Wherever a line holds the string "effect", copy that line.

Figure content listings
[start]

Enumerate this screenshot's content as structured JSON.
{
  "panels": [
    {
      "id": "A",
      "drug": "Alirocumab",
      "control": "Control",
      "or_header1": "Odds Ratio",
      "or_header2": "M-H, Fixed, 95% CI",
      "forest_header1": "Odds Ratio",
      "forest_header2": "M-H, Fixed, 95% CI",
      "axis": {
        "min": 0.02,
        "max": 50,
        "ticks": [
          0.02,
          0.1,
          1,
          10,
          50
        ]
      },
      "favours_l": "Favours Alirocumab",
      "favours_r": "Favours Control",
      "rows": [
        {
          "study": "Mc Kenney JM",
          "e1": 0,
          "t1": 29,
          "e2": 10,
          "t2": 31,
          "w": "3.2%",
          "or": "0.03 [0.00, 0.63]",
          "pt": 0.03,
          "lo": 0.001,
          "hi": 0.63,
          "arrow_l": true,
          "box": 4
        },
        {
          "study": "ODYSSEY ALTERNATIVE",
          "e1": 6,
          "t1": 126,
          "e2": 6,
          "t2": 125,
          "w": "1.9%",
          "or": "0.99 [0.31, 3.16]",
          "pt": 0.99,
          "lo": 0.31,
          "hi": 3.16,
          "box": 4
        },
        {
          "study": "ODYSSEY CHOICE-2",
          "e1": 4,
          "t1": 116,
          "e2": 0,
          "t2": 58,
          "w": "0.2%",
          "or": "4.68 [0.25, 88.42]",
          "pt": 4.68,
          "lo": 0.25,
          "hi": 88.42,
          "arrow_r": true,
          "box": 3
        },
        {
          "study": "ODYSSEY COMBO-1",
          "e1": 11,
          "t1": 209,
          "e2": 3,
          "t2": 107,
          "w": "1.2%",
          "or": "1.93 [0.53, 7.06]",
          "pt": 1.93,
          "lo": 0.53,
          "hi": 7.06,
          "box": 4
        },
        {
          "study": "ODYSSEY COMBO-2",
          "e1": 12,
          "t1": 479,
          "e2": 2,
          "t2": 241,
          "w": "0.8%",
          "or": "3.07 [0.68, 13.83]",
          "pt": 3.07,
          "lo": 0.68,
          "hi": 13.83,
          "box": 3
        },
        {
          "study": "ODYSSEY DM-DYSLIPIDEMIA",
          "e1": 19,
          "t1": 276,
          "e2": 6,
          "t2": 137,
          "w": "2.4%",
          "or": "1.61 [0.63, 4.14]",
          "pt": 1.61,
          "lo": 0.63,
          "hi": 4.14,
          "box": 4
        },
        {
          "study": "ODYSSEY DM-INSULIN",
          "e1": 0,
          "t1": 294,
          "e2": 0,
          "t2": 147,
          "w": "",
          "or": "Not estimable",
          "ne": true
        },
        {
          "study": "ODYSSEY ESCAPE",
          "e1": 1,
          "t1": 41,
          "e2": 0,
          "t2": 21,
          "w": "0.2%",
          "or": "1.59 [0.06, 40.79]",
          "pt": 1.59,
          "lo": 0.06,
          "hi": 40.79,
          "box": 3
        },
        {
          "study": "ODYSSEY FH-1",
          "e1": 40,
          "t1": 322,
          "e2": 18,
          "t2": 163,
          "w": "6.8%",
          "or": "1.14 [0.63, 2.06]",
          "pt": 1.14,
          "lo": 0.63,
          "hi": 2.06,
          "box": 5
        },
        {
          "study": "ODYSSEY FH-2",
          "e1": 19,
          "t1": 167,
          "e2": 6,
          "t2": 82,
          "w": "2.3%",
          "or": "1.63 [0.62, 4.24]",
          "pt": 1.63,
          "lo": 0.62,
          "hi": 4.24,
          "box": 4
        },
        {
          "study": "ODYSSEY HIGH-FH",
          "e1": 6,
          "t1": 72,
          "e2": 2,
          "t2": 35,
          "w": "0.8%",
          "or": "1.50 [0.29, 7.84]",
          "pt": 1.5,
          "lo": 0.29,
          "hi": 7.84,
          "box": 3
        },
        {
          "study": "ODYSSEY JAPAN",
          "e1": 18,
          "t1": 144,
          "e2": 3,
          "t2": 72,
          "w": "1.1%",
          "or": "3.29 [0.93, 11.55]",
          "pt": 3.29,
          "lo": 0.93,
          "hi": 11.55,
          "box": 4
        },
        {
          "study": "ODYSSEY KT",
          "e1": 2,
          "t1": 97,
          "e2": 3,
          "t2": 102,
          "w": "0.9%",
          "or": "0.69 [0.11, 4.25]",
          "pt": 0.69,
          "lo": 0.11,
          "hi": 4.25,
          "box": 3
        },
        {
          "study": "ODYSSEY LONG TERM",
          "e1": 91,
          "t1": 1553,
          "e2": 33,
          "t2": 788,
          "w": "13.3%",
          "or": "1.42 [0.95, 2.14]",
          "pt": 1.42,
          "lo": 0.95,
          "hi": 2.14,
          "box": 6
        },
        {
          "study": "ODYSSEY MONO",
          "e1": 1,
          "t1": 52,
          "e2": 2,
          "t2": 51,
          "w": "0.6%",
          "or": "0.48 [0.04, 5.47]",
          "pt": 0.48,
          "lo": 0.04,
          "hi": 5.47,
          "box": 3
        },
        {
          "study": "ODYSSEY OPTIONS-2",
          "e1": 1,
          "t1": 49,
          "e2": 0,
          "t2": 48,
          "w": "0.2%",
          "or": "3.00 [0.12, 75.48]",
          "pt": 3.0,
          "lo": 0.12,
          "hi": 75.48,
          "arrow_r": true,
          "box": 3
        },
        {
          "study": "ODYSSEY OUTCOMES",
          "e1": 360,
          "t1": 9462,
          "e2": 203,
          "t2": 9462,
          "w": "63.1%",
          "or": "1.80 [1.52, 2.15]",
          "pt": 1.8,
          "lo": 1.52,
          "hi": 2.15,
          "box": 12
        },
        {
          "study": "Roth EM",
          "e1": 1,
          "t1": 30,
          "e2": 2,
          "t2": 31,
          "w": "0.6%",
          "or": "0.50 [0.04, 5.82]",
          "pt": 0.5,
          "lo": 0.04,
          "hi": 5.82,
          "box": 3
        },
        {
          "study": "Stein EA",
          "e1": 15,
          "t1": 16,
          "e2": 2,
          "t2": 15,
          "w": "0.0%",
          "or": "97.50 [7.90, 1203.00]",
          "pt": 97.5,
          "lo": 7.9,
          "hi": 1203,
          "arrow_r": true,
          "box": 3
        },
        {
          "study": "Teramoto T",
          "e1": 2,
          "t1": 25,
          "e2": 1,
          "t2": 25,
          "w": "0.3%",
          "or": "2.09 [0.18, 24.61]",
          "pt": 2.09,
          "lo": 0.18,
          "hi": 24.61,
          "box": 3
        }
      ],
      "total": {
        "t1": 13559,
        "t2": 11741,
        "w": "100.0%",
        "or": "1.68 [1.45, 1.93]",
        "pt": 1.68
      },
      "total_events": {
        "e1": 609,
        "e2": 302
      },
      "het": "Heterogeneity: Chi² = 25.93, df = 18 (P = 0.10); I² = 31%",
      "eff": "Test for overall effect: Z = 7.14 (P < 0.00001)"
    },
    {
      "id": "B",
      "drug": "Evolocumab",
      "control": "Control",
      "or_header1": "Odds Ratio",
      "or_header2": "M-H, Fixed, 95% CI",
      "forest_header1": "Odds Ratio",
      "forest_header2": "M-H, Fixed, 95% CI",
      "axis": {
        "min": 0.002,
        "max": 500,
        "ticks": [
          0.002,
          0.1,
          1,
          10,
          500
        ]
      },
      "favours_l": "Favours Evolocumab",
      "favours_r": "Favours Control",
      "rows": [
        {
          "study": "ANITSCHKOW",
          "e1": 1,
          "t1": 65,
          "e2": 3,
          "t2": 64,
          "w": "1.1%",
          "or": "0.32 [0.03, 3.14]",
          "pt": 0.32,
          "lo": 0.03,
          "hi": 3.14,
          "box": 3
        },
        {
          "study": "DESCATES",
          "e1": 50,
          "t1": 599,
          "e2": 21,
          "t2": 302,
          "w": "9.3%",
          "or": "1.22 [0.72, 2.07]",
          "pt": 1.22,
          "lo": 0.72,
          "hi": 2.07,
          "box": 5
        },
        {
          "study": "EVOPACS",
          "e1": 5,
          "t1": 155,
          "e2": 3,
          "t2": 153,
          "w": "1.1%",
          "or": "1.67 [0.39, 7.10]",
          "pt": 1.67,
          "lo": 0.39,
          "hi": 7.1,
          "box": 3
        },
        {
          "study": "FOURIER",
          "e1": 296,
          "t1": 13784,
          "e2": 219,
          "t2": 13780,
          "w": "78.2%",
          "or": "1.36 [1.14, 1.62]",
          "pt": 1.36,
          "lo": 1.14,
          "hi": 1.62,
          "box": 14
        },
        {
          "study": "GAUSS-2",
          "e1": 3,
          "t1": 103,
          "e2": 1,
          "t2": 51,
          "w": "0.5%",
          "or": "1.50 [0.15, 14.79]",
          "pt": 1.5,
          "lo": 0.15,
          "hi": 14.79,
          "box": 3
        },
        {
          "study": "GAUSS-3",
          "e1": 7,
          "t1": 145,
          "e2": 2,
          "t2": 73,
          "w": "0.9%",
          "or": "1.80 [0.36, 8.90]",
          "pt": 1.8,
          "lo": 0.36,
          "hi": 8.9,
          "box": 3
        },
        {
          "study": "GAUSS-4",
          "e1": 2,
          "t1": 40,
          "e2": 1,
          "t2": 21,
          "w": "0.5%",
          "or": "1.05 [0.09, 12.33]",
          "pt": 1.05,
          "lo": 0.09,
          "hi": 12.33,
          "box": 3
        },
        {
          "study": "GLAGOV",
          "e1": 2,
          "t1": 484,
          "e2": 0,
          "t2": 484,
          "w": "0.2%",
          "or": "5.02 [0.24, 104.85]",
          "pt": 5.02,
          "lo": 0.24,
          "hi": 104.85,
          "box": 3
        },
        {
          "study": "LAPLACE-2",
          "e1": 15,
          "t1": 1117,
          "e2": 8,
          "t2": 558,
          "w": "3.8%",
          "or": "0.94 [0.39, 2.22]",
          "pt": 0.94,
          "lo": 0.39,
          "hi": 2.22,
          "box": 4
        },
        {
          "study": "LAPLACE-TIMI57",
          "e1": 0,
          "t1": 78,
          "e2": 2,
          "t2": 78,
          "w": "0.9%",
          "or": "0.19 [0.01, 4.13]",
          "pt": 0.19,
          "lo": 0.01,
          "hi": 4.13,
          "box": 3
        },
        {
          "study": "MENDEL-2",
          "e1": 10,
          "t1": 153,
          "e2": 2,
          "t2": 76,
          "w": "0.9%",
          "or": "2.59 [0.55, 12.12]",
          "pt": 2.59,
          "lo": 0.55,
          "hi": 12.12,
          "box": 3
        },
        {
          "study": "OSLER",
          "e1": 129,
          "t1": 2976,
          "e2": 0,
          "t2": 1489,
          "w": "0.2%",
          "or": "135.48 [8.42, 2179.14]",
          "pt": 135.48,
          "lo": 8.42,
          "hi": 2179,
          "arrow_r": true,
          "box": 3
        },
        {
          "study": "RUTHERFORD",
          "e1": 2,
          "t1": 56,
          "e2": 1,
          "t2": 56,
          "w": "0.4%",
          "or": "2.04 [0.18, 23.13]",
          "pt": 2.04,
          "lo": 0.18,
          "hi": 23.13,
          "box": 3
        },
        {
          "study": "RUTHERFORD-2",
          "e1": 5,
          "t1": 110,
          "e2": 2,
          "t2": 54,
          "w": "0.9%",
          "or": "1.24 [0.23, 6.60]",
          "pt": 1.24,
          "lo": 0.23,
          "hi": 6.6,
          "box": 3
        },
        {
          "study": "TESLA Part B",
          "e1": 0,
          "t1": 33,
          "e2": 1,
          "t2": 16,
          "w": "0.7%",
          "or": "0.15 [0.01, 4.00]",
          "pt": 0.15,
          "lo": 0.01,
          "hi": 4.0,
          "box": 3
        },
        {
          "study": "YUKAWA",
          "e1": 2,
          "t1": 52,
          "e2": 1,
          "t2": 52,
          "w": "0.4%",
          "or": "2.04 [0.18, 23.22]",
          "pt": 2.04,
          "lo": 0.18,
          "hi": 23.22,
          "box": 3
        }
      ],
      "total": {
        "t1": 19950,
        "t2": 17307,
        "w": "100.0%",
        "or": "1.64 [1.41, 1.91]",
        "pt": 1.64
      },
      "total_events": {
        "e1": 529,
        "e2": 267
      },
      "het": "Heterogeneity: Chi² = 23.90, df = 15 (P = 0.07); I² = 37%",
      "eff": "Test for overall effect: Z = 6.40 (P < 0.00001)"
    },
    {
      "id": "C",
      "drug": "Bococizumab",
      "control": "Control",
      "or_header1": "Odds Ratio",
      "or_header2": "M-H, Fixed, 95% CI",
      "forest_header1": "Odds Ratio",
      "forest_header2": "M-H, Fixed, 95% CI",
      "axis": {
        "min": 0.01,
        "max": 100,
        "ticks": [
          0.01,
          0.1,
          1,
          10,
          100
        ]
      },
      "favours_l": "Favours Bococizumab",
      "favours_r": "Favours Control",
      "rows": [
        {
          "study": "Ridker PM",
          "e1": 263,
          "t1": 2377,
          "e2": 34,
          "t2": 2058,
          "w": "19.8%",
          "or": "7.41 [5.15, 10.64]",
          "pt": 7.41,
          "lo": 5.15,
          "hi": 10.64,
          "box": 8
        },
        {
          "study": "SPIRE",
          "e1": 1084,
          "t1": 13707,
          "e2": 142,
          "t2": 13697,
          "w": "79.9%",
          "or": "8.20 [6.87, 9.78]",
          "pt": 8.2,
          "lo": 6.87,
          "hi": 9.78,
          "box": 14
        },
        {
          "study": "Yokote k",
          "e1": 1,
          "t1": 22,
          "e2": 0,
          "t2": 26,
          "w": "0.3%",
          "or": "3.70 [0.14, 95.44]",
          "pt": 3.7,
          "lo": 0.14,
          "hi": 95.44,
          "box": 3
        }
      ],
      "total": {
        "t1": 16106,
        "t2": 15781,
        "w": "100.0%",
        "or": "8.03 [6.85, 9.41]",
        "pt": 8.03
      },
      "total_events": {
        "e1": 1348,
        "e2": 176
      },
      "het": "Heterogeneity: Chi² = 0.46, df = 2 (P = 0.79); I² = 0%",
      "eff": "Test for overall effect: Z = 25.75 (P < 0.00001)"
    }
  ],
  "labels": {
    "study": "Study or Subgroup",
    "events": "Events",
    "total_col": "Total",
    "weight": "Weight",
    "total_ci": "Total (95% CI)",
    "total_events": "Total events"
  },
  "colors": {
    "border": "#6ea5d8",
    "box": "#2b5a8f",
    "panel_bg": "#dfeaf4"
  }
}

[end]

Solution to this exercise:
      "eff": "Test for overall effect: Z = 7.14 (P < 0.00001)"
      "eff": "Test for overall effect: Z = 6.40 (P < 0.00001)"
      "eff": "Test for overall effect: Z = 25.75 (P < 0.00001)"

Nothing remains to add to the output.